What you are asked to do: Read the lines below. Copy out any that hold the string "class".

Dataset entries:
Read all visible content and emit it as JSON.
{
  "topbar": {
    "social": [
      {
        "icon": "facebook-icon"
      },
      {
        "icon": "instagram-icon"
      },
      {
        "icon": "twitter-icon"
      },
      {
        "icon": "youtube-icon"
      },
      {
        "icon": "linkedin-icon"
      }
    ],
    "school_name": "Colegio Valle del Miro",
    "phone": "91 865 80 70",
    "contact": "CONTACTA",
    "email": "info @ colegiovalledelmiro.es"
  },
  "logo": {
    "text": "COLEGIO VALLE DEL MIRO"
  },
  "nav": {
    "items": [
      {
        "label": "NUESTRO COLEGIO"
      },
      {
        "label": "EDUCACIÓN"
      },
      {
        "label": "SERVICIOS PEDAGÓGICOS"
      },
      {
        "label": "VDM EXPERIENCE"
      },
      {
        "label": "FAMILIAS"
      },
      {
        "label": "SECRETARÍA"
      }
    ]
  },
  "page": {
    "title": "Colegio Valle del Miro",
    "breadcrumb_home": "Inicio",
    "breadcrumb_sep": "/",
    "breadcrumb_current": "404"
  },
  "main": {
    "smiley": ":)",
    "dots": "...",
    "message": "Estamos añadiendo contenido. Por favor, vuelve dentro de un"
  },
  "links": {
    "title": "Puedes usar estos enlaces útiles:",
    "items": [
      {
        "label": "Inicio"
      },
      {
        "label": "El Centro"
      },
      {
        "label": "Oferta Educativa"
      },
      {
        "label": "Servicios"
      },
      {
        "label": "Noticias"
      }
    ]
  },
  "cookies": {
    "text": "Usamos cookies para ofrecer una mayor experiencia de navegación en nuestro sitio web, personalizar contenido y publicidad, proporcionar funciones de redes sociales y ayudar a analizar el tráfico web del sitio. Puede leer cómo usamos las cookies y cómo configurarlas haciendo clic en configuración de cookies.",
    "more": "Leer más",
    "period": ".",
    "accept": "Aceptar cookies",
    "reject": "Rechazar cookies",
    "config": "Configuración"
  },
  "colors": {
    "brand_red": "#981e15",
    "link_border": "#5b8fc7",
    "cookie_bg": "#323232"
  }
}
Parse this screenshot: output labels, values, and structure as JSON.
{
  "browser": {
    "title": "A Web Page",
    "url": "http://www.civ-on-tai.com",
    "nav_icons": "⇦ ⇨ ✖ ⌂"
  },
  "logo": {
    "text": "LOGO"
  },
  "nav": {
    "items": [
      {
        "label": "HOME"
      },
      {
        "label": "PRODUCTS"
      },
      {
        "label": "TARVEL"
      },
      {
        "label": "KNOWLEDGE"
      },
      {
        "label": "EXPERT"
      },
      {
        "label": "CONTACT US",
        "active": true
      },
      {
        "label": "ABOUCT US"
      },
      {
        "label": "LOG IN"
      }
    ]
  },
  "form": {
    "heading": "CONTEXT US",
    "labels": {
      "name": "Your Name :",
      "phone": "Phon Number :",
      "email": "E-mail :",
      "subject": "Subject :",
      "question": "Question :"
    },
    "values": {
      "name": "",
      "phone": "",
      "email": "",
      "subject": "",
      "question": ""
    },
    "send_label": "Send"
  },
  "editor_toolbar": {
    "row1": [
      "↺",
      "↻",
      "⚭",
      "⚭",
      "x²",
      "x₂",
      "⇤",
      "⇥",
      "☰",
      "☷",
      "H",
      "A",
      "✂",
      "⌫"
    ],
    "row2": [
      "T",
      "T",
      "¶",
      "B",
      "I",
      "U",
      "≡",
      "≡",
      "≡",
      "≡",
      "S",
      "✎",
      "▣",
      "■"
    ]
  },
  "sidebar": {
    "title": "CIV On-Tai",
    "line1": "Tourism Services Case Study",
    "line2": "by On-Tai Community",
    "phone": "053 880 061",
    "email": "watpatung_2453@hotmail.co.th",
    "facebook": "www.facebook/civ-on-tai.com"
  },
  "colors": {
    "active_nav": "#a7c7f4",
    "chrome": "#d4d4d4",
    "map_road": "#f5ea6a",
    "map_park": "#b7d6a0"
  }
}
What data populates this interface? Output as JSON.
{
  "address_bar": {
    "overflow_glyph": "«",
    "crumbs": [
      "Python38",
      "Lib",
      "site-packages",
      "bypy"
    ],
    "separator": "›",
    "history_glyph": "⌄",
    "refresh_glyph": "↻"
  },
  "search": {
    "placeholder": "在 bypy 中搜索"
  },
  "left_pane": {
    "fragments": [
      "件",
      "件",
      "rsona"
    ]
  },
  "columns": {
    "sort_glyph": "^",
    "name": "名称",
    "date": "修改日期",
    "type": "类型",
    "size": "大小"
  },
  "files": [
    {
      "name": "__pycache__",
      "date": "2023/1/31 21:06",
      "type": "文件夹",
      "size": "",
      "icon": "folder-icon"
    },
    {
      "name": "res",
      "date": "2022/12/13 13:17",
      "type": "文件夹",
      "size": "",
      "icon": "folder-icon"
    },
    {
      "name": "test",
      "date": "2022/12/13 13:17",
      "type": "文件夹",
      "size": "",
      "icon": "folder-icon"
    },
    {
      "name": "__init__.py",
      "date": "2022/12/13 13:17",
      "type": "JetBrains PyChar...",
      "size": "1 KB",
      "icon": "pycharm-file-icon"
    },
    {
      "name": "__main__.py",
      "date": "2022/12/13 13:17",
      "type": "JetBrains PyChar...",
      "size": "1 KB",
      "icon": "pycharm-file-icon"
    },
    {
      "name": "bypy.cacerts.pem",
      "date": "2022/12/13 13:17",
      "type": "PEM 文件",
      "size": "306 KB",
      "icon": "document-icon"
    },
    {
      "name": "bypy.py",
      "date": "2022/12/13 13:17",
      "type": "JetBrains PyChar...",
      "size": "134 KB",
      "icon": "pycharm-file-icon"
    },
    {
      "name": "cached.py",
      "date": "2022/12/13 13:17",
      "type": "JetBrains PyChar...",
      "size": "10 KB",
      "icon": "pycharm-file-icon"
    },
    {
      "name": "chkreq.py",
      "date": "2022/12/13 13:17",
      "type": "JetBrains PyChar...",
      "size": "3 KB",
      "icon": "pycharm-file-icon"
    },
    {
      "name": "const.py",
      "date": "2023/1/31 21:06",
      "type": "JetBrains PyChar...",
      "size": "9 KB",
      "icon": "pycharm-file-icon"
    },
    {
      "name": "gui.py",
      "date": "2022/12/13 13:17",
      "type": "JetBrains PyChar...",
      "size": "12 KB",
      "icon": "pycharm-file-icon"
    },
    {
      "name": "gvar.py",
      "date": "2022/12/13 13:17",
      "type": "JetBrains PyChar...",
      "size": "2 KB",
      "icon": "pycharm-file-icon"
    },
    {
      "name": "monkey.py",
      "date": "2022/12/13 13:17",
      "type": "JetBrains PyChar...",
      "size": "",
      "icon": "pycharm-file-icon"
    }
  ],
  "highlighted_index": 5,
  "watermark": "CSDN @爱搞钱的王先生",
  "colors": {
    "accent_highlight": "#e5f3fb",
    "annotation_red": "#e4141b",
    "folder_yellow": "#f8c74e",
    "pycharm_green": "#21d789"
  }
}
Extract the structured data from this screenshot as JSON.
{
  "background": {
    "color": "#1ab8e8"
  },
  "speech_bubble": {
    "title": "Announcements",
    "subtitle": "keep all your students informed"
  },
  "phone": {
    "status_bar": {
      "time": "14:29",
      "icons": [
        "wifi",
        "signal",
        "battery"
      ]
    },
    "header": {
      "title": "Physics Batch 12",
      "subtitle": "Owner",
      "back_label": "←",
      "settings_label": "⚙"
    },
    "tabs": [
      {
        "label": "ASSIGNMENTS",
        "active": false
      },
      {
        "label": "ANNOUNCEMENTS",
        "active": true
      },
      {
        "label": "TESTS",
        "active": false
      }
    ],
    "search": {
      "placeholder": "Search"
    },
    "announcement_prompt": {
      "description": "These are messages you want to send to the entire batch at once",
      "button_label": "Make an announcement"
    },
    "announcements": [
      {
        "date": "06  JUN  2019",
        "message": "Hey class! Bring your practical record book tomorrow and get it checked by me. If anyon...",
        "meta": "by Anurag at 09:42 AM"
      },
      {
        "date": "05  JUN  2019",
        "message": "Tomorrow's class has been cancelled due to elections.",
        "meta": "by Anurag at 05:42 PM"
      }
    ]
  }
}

Task answer:
        "message": "Hey class! Bring your practical record book tomorrow and get it checked by me. If anyon...",
        "message": "Tomorrow's class has been cancelled due to elections.",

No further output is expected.